• What you need to do
Return every line below exactly as written.

(Records from a dataset)
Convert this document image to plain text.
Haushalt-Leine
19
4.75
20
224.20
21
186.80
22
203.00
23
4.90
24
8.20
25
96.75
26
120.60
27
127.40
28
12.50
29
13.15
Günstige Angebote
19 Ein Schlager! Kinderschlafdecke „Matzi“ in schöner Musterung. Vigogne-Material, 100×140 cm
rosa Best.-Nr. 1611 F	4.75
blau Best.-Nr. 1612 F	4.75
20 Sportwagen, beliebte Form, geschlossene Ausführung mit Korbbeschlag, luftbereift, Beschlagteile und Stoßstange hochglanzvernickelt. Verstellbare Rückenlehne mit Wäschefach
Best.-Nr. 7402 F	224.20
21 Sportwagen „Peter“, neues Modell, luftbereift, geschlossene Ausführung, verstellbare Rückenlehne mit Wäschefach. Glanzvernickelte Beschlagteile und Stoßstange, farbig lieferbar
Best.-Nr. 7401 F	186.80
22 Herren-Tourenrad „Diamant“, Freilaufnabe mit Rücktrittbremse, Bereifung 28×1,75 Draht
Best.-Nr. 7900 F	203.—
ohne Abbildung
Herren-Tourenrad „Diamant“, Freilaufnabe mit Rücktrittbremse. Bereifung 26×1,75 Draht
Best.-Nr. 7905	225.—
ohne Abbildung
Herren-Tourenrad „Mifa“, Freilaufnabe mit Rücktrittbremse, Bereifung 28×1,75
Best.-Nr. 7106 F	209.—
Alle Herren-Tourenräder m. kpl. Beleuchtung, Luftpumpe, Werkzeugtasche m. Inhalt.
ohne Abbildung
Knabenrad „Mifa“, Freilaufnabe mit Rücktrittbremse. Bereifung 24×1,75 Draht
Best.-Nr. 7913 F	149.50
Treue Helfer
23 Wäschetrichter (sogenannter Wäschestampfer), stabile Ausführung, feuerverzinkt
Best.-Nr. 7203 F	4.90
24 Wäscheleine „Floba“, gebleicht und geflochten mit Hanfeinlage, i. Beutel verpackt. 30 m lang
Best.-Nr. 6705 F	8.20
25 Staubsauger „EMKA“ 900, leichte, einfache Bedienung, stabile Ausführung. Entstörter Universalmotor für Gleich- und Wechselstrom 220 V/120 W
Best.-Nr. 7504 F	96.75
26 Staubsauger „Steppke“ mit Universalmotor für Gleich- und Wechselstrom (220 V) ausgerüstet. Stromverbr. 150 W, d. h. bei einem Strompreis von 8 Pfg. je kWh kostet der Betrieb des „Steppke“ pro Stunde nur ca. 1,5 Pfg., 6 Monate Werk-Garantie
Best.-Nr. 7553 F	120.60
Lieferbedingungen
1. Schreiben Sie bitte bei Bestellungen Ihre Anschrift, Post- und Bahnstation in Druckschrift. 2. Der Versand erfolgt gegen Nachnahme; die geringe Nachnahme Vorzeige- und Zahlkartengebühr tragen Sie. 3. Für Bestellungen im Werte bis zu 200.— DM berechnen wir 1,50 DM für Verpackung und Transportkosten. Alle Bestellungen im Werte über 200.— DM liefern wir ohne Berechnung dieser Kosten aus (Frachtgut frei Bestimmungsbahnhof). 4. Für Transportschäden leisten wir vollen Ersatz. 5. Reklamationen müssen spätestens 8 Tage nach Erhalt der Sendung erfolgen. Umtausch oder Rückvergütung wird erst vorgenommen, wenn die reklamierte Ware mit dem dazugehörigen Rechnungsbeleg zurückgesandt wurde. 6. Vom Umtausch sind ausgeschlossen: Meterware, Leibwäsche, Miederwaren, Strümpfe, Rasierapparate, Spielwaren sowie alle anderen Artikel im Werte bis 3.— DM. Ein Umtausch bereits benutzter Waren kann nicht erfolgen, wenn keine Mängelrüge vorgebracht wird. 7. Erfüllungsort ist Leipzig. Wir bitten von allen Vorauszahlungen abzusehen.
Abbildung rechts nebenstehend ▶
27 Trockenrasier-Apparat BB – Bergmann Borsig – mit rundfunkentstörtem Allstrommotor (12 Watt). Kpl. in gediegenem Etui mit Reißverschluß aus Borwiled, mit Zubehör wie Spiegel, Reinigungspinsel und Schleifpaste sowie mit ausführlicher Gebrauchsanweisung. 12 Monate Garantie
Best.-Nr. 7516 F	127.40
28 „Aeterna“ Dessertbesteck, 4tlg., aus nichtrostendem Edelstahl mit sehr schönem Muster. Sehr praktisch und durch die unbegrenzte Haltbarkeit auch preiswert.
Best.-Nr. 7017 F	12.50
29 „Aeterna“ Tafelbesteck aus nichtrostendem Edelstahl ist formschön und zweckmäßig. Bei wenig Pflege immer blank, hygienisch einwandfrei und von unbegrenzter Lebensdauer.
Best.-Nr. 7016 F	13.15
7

• Your response
Convert this document image to plain text.
Haushalt-Leine
19
4.75
20
224.20
21
186.80
22
203.00
23
4.90
24
8.20
25
96.75
26
120.60
27
127.40
28
12.50
29
13.15
Günstige Angebote
19 Ein Schlager! Kinderschlafdecke „Matzi“ in schöner Musterung. Vigogne-Material, 100×140 cm
rosa Best.-Nr. 1611 F	4.75
blau Best.-Nr. 1612 F	4.75
20 Sportwagen, beliebte Form, geschlossene Ausführung mit Korbbeschlag, luftbereift, Beschlagteile und Stoßstange hochglanzvernickelt. Verstellbare Rückenlehne mit Wäschefach
Best.-Nr. 7402 F	224.20
21 Sportwagen „Peter“, neues Modell, luftbereift, geschlossene Ausführung, verstellbare Rückenlehne mit Wäschefach. Glanzvernickelte Beschlagteile und Stoßstange, farbig lieferbar
Best.-Nr. 7401 F	186.80
22 Herren-Tourenrad „Diamant“, Freilaufnabe mit Rücktrittbremse, Bereifung 28×1,75 Draht
Best.-Nr. 7900 F	203.—
ohne Abbildung
Herren-Tourenrad „Diamant“, Freilaufnabe mit Rücktrittbremse. Bereifung 26×1,75 Draht
Best.-Nr. 7905	225.—
ohne Abbildung
Herren-Tourenrad „Mifa“, Freilaufnabe mit Rücktrittbremse, Bereifung 28×1,75
Best.-Nr. 7106 F	209.—
Alle Herren-Tourenräder m. kpl. Beleuchtung, Luftpumpe, Werkzeugtasche m. Inhalt.
ohne Abbildung
Knabenrad „Mifa“, Freilaufnabe mit Rücktrittbremse. Bereifung 24×1,75 Draht
Best.-Nr. 7913 F	149.50
Treue Helfer
23 Wäschetrichter (sogenannter Wäschestampfer), stabile Ausführung, feuerverzinkt
Best.-Nr. 7203 F	4.90
24 Wäscheleine „Floba“, gebleicht und geflochten mit Hanfeinlage, i. Beutel verpackt. 30 m lang
Best.-Nr. 6705 F	8.20
25 Staubsauger „EMKA“ 900, leichte, einfache Bedienung, stabile Ausführung. Entstörter Universalmotor für Gleich- und Wechselstrom 220 V/120 W
Best.-Nr. 7504 F	96.75
26 Staubsauger „Steppke“ mit Universalmotor für Gleich- und Wechselstrom (220 V) ausgerüstet. Stromverbr. 150 W, d. h. bei einem Strompreis von 8 Pfg. je kWh kostet der Betrieb des „Steppke“ pro Stunde nur ca. 1,5 Pfg., 6 Monate Werk-Garantie
Best.-Nr. 7553 F	120.60
Lieferbedingungen
1. Schreiben Sie bitte bei Bestellungen Ihre Anschrift, Post- und Bahnstation in Druckschrift. 2. Der Versand erfolgt gegen Nachnahme; die geringe Nachnahme Vorzeige- und Zahlkartengebühr tragen Sie. 3. Für Bestellungen im Werte bis zu 200.— DM berechnen wir 1,50 DM für Verpackung und Transportkosten. Alle Bestellungen im Werte über 200.— DM liefern wir ohne Berechnung dieser Kosten aus (Frachtgut frei Bestimmungsbahnhof). 4. Für Transportschäden leisten wir vollen Ersatz. 5. Reklamationen müssen spätestens 8 Tage nach Erhalt der Sendung erfolgen. Umtausch oder Rückvergütung wird erst vorgenommen, wenn die reklamierte Ware mit dem dazugehörigen Rechnungsbeleg zurückgesandt wurde. 6. Vom Umtausch sind ausgeschlossen: Meterware, Leibwäsche, Miederwaren, Strümpfe, Rasierapparate, Spielwaren sowie alle anderen Artikel im Werte bis 3.— DM. Ein Umtausch bereits benutzter Waren kann nicht erfolgen, wenn keine Mängelrüge vorgebracht wird. 7. Erfüllungsort ist Leipzig. Wir bitten von allen Vorauszahlungen abzusehen.
Abbildung rechts nebenstehend ▶
27 Trockenrasier-Apparat BB – Bergmann Borsig – mit rundfunkentstörtem Allstrommotor (12 Watt). Kpl. in gediegenem Etui mit Reißverschluß aus Borwiled, mit Zubehör wie Spiegel, Reinigungspinsel und Schleifpaste sowie mit ausführlicher Gebrauchsanweisung. 12 Monate Garantie
Best.-Nr. 7516 F	127.40
28 „Aeterna“ Dessertbesteck, 4tlg., aus nichtrostendem Edelstahl mit sehr schönem Muster. Sehr praktisch und durch die unbegrenzte Haltbarkeit auch preiswert.
Best.-Nr. 7017 F	12.50
29 „Aeterna“ Tafelbesteck aus nichtrostendem Edelstahl ist formschön und zweckmäßig. Bei wenig Pflege immer blank, hygienisch einwandfrei und von unbegrenzter Lebensdauer.
Best.-Nr. 7016 F	13.15
7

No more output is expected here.